*What is asked:* Take every line from the listing below that includes "치유상담대학원대학교" and copy it.

*Supplied entries:*

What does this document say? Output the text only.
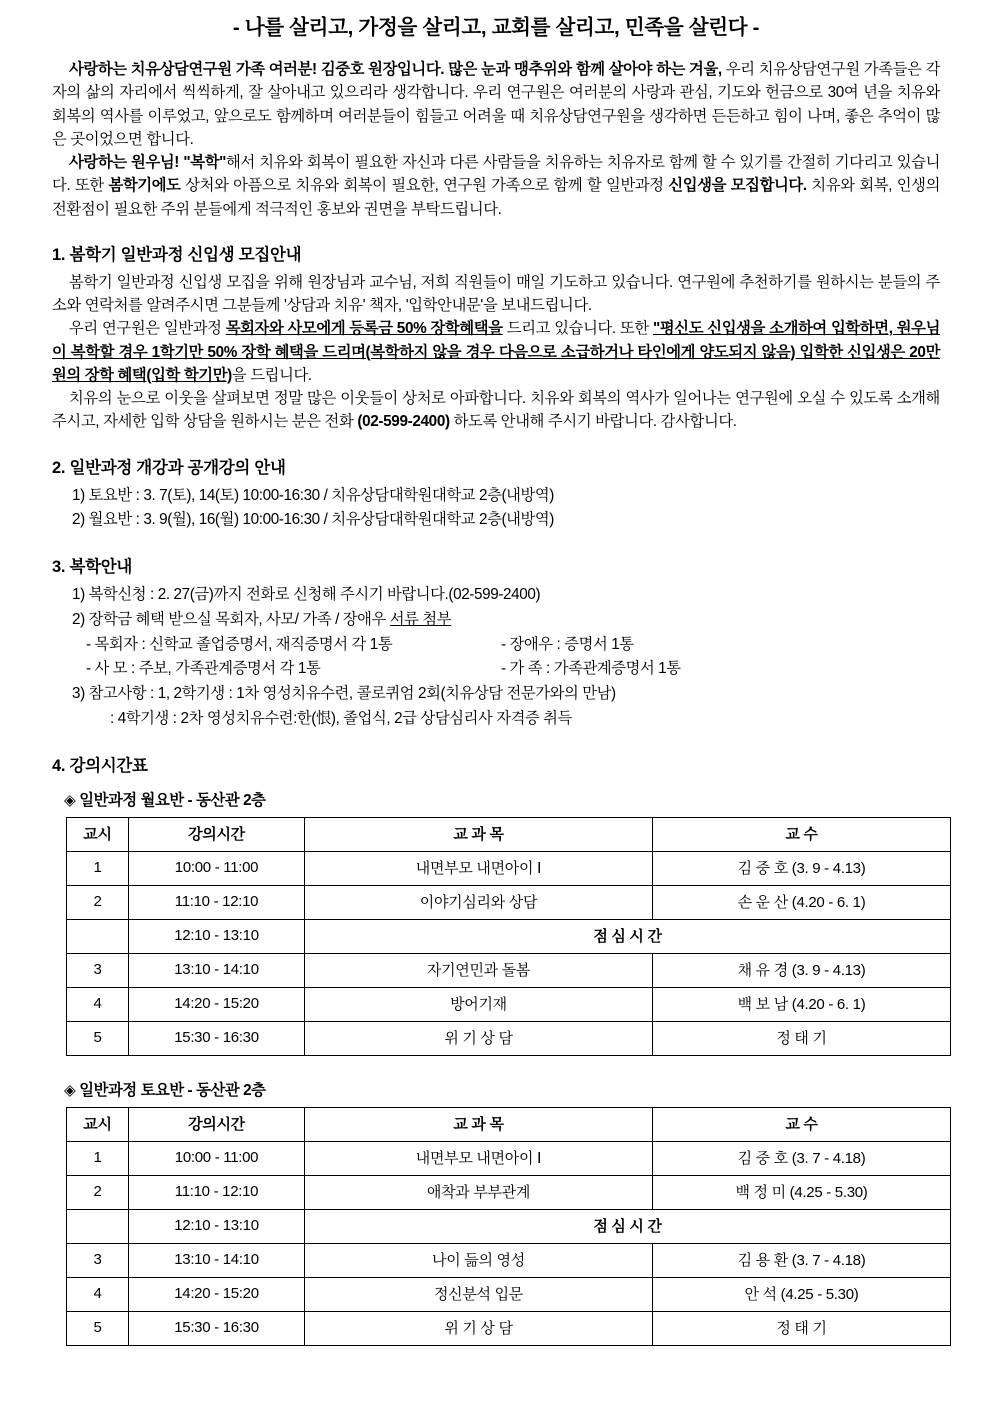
- 나를 살리고, 가정을 살리고, 교회를 살리고, 민족을 살린다 -

사랑하는 치유상담연구원 가족 여러분! 김중호 원장입니다. 많은 눈과 맹추위와 함께 살아야 하는 겨울, 우리 치유상담연구원 가족들은 각자의 삶의 자리에서 씩씩하게, 잘 살아내고 있으리라 생각합니다. 우리 연구원은 여러분의 사랑과 관심, 기도와 헌금으로 30여 년을 치유와 회복의 역사를 이루었고, 앞으로도 함께하며 여러분들이 힘들고 어려울 때 치유상담연구원을 생각하면 든든하고 힘이 나며, 좋은 추억이 많은 곳이었으면 합니다.

사랑하는 원우님! "복학"해서 치유와 회복이 필요한 자신과 다른 사람들을 치유하는 치유자로 함께 할 수 있기를 간절히 기다리고 있습니다. 또한 봄학기에도 상처와 아픔으로 치유와 회복이 필요한, 연구원 가족으로 함께 할 일반과정 신입생을 모집합니다. 치유와 회복, 인생의 전환점이 필요한 주위 분들에게 적극적인 홍보와 권면을 부탁드립니다.

1. 봄학기 일반과정 신입생 모집안내

봄학기 일반과정 신입생 모집을 위해 원장님과 교수님, 저희 직원들이 매일 기도하고 있습니다. 연구원에 추천하기를 원하시는 분들의 주소와 연락처를 알려주시면 그분들께 '상담과 치유' 책자, '입학안내문'을 보내드립니다.

우리 연구원은 일반과정 목회자와 사모에게 등록금 50% 장학혜택을 드리고 있습니다. 또한 "평신도 신입생을 소개하여 입학하면, 원우님이 복학할 경우 1학기만 50% 장학 혜택을 드리며(복학하지 않을 경우 다음으로 소급하거나 타인에게 양도되지 않음) 입학한 신입생은 20만 원의 장학 혜택(입학 학기만)을 드립니다.

치유의 눈으로 이웃을 살펴보면 정말 많은 이웃들이 상처로 아파합니다. 치유와 회복의 역사가 일어나는 연구원에 오실 수 있도록 소개해 주시고, 자세한 입학 상담을 원하시는 분은 전화 (02-599-2400) 하도록 안내해 주시기 바랍니다. 감사합니다.

2. 일반과정 개강과 공개강의 안내
1) 토요반 : 3. 7(토), 14(토) 10:00-16:30 / 치유상담대학원대학교 2층(내방역)
2) 월요반 : 3. 9(월), 16(월) 10:00-16:30 / 치유상담대학원대학교 2층(내방역)
3. 복학안내
1) 복학신청 : 2. 27(금)까지 전화로 신청해 주시기 바랍니다.(02-599-2400)
2) 장학금 혜택 받으실 목회자, 사모/ 가족 / 장애우 서류 첨부
- 목회자 : 신학교 졸업증명서, 재직증명서 각 1통	- 장애우 : 증명서 1통
- 사 모 : 주보, 가족관계증명서 각 1통	- 가 족 : 가족관계증명서 1통
3) 참고사항 : 1, 2학기생 : 1차 영성치유수련, 콜로퀴엄 2회(치유상담 전문가와의 만남)
: 4학기생 : 2차 영성치유수련:한(恨), 졸업식, 2급 상담심리사 자격증 취득
4. 강의시간표
◈ 일반과정 월요반 - 동산관 2층
교시	강의시간	교 과 목	교 수
1	10:00 - 11:00	내면부모 내면아이 Ⅰ	김 중 호 (3. 9 - 4.13)
2	11:10 - 12:10	이야기심리와 상담	손 운 산 (4.20 - 6. 1)
	12:10 - 13:10	점 심 시 간	
3	13:10 - 14:10	자기연민과 돌봄	채 유 경 (3. 9 - 4.13)
4	14:20 - 15:20	방어기재	백 보 남 (4.20 - 6. 1)
5	15:30 - 16:30	위 기 상 담	정 태 기
◈ 일반과정 토요반 - 동산관 2층
교시	강의시간	교 과 목	교 수
1	10:00 - 11:00	내면부모 내면아이 Ⅰ	김 중 호 (3. 7 - 4.18)
2	11:10 - 12:10	애착과 부부관계	백 정 미 (4.25 - 5.30)
	12:10 - 13:10	점 심 시 간	
3	13:10 - 14:10	나이 듦의 영성	김 용 환 (3. 7 - 4.18)
4	14:20 - 15:20	정신분석 입문	안 석 (4.25 - 5.30)
5	15:30 - 16:30	위 기 상 담	정 태 기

*Written answer:*
1) 토요반 : 3. 7(토), 14(토) 10:00-16:30 / 치유상담대학원대학교 2층(내방역)
2) 월요반 : 3. 9(월), 16(월) 10:00-16:30 / 치유상담대학원대학교 2층(내방역)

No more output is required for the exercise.